Table 32.1
Summary of evidence
Author (year) | Population | Procedure | N | Median follow-up | Success | Function | |
---|---|---|---|---|---|---|---|
change post-op | Between groups | ||||||
Gottgens [4] (2015) | Low transsphincteric | Fistulotomy | 164 | 38.9 months (6–74.8) | 134 (81.7 %) | ||
Abramowitz [5] (2015) | Low transsphincteric | Fistulotomy | 93 | 12 months | = | ||
High transsphincteric | Seton + staged fistulotomy | 59 | − | ||||
Schwander [6] (2009) | Transsphincteric after seton | Plug | 66 | 12 months | 37 (62 %) | = | |
Stamos [7] (2015) | Complex transsphincteric | Plug | 55 | 12 months | 49 % | + | |
Perez [8] (2006)* | High transsphincteric & suprasphincteric | Fistulotomy | 28 | 38 months (24–52) | 26 (92.8 %) | = | = |
ERAF | 27 | 25 (92.5 %) | = | ||||
Ortiz [9] (2009)* | High transsphincteric | Plug | 15 | 12 months | 3 (20 %) | ||
ERAF | 16 | 14 (87.5 %) | |||||
Van Koperen [10] (2011)* | High transsphincteric | Plug | 31 | 11 months (5–27) | 9 (29 %) | = | = |
ERAF | 29 | 14 (48 %) | = | ||||
Hall [11] (2014) | Low tanssphincteric | LIFT | 17 | 3 months | 14 (82 %) | + | |
High transsphincteric | 19 | 15 (79 %) | + | ||||
Sileri [12] (2014) | Complex fistulas | LIFT | 26 | 20 months (16–24) | 19 (73 %) | = | |
Han [13] (2015)* | Transsphincteric | LIFT | 118 | 6 months | 99 (83.9 %) | = | = |
LIFT-Plug | 117 | 110 (95 %) | = | ||||
Madbouly [14] (2014)* | High transsphincteric | ERAF | 35 | 12 months | 23 (65.7 %) | = | = |
LIFT | 35 | 26 (74.3 %) | = | ||||
Mushaya [15] (2012)* | Transsphincteric or complex | ERAF | 14 | 19.2 months (1.7–32.2) | 13 (92.9 %) | = | = |
LIFT | 25 | 23 (92 %) | = |
Table 32.2
Comparison of available approaches for management of transphincteric fistulas
Pt population | Intervention | Comparator | Outcomes studied |
---|---|---|---|
Patients with transsphincteric fistulas | Fistulotomy | Sphincter saving approach | Cure, continence |
Search Strategy
We performed a literature search in the MEDLINE database (using PUBMED) under the search titles “transsphincteric fistula” or “fistula-in-ano”. We initially focused on prospective trials randomized studies. Further mining was performed using the reference lists of published systematic reviews. Given the lack of randomized trials involving all treatment interventions, especially the LIFT procedure, we did include multicenter prospective observation studies and multicenter center retrospective review studies. Although discussed in text, we excluded meta-analyses, single-surgeon reviews, single-surgeon observational studies and those published in foreign languages.

+++++

Activity list>
• a. According to the fistula treatment text, which database was searched for the literature review?
• b. Please continue the fistula treatment text from where it stops.

Entries provided>
+++++

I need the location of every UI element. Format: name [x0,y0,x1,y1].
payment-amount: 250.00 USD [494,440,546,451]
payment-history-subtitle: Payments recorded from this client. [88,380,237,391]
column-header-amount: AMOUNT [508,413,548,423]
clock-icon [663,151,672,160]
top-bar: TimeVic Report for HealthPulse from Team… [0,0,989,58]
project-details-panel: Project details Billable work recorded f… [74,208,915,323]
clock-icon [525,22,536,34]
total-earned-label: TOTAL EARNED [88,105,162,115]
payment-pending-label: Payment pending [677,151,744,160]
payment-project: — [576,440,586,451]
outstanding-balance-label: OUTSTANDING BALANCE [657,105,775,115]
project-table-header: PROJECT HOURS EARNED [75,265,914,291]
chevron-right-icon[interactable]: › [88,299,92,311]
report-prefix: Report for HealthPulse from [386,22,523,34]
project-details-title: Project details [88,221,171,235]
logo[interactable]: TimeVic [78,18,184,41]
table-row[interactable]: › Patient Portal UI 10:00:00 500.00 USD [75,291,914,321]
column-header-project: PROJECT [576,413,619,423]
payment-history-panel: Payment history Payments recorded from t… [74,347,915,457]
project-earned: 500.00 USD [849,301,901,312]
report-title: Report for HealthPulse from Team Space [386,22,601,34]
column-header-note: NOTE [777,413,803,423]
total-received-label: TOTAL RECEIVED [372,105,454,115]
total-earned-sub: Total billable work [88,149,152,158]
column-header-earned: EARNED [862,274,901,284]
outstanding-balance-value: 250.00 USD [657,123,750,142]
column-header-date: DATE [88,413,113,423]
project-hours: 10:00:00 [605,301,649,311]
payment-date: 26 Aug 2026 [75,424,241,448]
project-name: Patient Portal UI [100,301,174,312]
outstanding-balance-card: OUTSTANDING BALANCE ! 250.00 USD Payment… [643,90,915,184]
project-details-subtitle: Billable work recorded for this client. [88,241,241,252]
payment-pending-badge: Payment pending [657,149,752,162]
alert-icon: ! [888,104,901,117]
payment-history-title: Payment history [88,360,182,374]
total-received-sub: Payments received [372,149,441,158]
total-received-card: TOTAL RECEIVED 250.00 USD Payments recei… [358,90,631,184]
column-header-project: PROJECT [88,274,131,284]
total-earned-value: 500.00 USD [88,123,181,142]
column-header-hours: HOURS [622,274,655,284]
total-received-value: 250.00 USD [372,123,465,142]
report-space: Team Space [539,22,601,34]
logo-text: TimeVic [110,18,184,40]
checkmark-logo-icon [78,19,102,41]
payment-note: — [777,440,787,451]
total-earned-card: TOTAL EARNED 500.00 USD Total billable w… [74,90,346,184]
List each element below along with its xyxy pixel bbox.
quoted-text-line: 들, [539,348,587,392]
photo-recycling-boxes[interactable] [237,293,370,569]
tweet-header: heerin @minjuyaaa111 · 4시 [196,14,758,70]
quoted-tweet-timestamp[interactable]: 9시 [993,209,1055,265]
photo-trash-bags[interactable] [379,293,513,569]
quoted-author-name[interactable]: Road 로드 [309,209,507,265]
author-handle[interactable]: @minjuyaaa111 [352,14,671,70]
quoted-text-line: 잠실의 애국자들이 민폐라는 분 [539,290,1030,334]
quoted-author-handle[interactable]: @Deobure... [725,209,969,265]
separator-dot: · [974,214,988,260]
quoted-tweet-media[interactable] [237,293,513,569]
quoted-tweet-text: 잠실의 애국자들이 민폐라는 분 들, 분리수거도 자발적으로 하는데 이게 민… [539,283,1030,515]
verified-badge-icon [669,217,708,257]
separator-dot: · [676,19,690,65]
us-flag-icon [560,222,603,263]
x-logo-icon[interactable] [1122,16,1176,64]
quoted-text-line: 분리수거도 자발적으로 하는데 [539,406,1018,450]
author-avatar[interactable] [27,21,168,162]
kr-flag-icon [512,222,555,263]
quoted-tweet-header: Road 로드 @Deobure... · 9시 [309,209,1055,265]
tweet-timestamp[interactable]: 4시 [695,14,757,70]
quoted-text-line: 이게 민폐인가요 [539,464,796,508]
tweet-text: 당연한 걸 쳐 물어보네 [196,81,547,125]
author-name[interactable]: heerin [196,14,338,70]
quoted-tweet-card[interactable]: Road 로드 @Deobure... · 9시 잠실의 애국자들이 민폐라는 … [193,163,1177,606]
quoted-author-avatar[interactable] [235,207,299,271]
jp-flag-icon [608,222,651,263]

+++++

Answers for this exercise>
• a. The MEDLINE database, using PubMed.

• b.
Results
Fistulotomy
Fistulotomies are performed by unroofing the track between the internal and external openings (Fig. 32.2). Reported recurrence rates are low. A zero recurrence rate was reported by a single surgeon case series of 38 patients over 5 years [17]. A more recent multicenter retrospective review of 537 patients undergoing fistulotomy for low perianal fistula reports a primary healing rate of 83.6 %, 81.7 % for transsphincteric, and a secondary healing rate of 90.3 % after treatment for recurrence [4]. Incontinence rates following fistulotomy depends on both the amount of muscle divided at the time of operation as well as any preexisting sphincter damage. Although Gottgens et al. reported a major incontinence rate of 28 %, the risk of incontinence in simple fistulas is very low. Abramowitz et al. described only a 1-point increase in Wexner score postoperatively after 1 year in patients undergoing fistulotomy for low fistula with a reported score ≤5 in 69 %. However, the median Wexner score worsened by 3 points for patients with high transsphincteric fistulas, which was statistically significant [5].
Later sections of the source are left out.